> Set problem 1
Answer these questions about the forum post on CMake and the CUDA toolkit:
(a) Which Ubuntu tool is used to symlink the CUDA toolkit?
(b) What minimum CMake version does the sample project require?
(c) What type of library does add_library create, and from which source file?

Hi,
cmake (26.5 and also 30.3) seem to fail searching for the cuda toolkit when it is symlinked by ubuntu’s update-alternatives
. More precisely, I have this sample project cmakelists.txt from CLion:
cmake_minimum_required(VERSION 3.24)
project(xmimir CXX CUDA)
set(CMAKE_CUDA_STANDARD 20)
message(STATUS "CMAKE_CUDA_COMPILER: ${CMAKE_CUDA_COMPILER}")
message(STATUS "CUDAToolkit_ROOT: ${CUDAToolkit_ROOT}")
find_package(Threads REQUIRED)
find_package(CUDAToolkit REQUIRED)
add_library(xmimir STATIC library.cu)
set_target_properties(
xmimir
PROPERTIES
CUDA_SEPARABLE_COMPILATION ON
)

> Data rows
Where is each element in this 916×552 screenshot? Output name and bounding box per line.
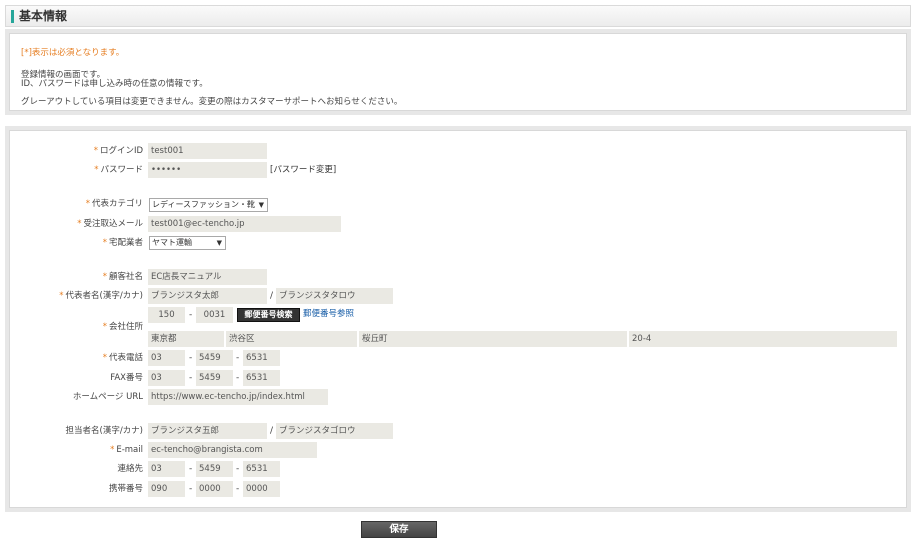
company-name-field: EC店長マニュアル	[148, 269, 267, 285]
section-header: 基本情報	[5, 5, 911, 27]
chevron-down-icon: ▼	[258, 201, 264, 209]
dash: -	[236, 464, 240, 474]
zip-field-2[interactable]: 0031	[196, 307, 233, 323]
rep-phone-1: 03	[148, 350, 185, 366]
order-email-label: * 受注取込メール	[77, 219, 143, 229]
carrier-label: * 宅配業者	[102, 238, 143, 248]
zip-field-1[interactable]: 150	[148, 307, 185, 323]
category-label: * 代表カテゴリ	[85, 199, 143, 209]
fax-3: 6531	[243, 370, 280, 386]
city-field: 渋谷区	[226, 331, 357, 347]
rep-name-slash: /	[270, 291, 274, 301]
zip-reference-link[interactable]: 郵便番号参照	[303, 306, 354, 322]
rep-phone-label: * 代表電話	[102, 353, 143, 363]
homepage-field: https://www.ec-tencho.jp/index.html	[148, 389, 328, 405]
zip-dash: -	[189, 310, 193, 320]
save-button[interactable]: 保存	[361, 521, 437, 538]
rep-name-label: * 代表者名(漢字/カナ)	[59, 291, 143, 301]
prefecture-field: 東京都	[148, 331, 224, 347]
dash: -	[189, 373, 193, 383]
dash: -	[236, 373, 240, 383]
rep-name-kana-field: ブランジスタタロウ	[276, 288, 393, 304]
address-label: * 会社住所	[102, 322, 143, 332]
category-select[interactable]: レディースファッション・靴 ▼	[149, 198, 268, 212]
header-accent-bar	[11, 10, 14, 23]
form-body	[9, 130, 907, 508]
mobile-1: 090	[148, 481, 185, 497]
required-note: [*]表示は必須となります。	[21, 48, 125, 58]
mobile-3: 0000	[243, 481, 280, 497]
contact-name-slash: /	[270, 426, 274, 436]
info-line-2: ID、パスワードは申し込み時の任意の情報です。	[21, 79, 208, 89]
fax-label: FAX番号	[110, 373, 143, 383]
street-field: 20-4	[629, 331, 897, 347]
password-change-link[interactable]: [パスワード変更]	[270, 162, 336, 178]
rep-name-kanji-field: ブランジスタ太郎	[148, 288, 267, 304]
dash: -	[189, 484, 193, 494]
info-line-3: グレーアウトしている項目は変更できません。変更の際はカスタマーサポートへお知らせ…	[21, 97, 403, 107]
mobile-label: 携帯番号	[108, 484, 143, 494]
fax-2: 5459	[196, 370, 233, 386]
dash: -	[236, 484, 240, 494]
homepage-label: ホームページ URL	[72, 392, 143, 402]
chevron-down-icon: ▼	[216, 239, 222, 247]
fax-1: 03	[148, 370, 185, 386]
dash: -	[189, 353, 193, 363]
carrier-select[interactable]: ヤマト運輸 ▼	[149, 236, 226, 250]
dash: -	[189, 464, 193, 474]
town-field: 桜丘町	[359, 331, 627, 347]
email-label: * E-mail	[110, 445, 143, 455]
page-title: 基本情報	[19, 9, 68, 23]
login-id-label: * ログインID	[93, 146, 143, 156]
login-id-field: test001	[148, 143, 267, 159]
order-email-field: test001@ec-tencho.jp	[148, 216, 341, 232]
contact-phone-3: 6531	[243, 461, 280, 477]
password-field: ••••••	[148, 162, 267, 178]
contact-name-label: 担当者名(漢字/カナ)	[65, 426, 144, 436]
rep-phone-3: 6531	[243, 350, 280, 366]
company-name-label: * 顧客社名	[102, 272, 143, 282]
rep-phone-2: 5459	[196, 350, 233, 366]
info-panel: [*]表示は必須となります。 登録情報の画面です。 ID、パスワードは申し込み時…	[5, 29, 911, 115]
contact-name-kanji-field: ブランジスタ五郎	[148, 423, 267, 439]
password-label: * パスワード	[94, 165, 143, 175]
contact-name-kana-field: ブランジスタゴロウ	[276, 423, 393, 439]
contact-phone-1: 03	[148, 461, 185, 477]
mobile-2: 0000	[196, 481, 233, 497]
dash: -	[236, 353, 240, 363]
email-field: ec-tencho@brangista.com	[148, 442, 317, 458]
zip-search-button[interactable]: 郵便番号検索	[237, 308, 300, 322]
contact-phone-2: 5459	[196, 461, 233, 477]
contact-phone-label: 連絡先	[117, 464, 143, 474]
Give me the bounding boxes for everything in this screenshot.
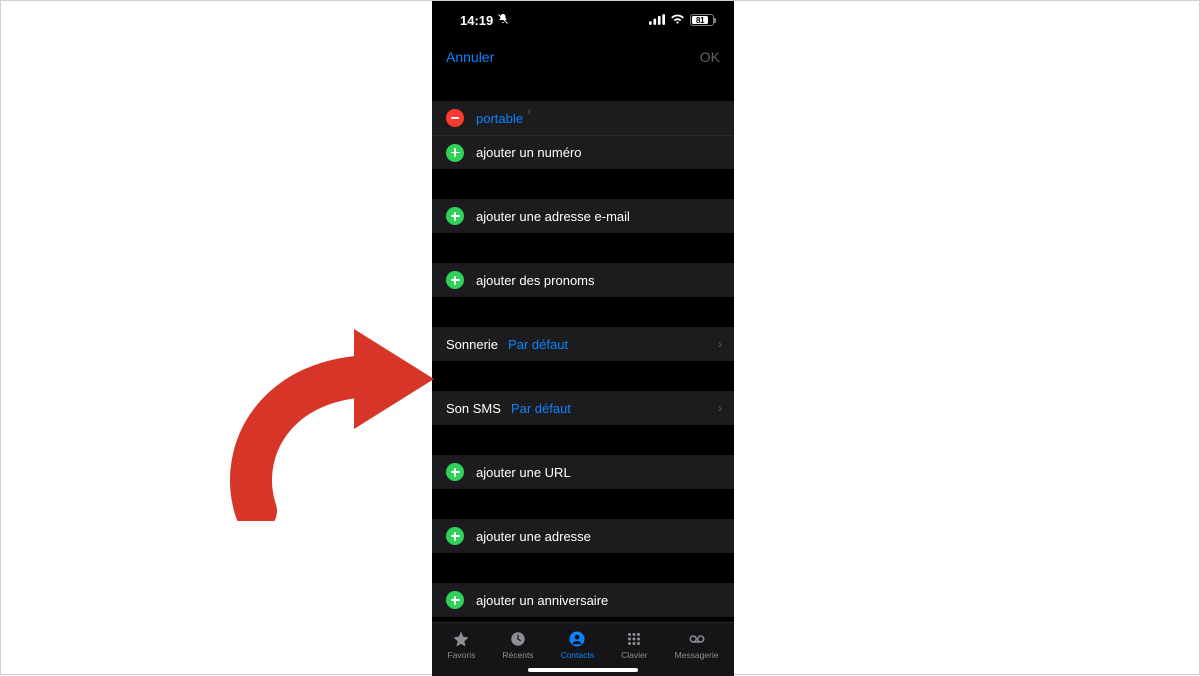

> Set problem 2
Return, unchanged, the entries running from the line that contains "269, 267, 285]" through the line that contains "350, 185, 366]", with both of those lines included.

> Exercise response 1
(a) update-alternatives
(b) 3.24
(c) A static library, built from library.cu.

> Exercise response 2
company-name-field: EC店長マニュアル	[148, 269, 267, 285]
section-header: 基本情報	[5, 5, 911, 27]
chevron-down-icon: ▼	[258, 201, 264, 209]
dash: -	[236, 464, 240, 474]
zip-field-2[interactable]: 0031	[196, 307, 233, 323]
rep-phone-1: 03	[148, 350, 185, 366]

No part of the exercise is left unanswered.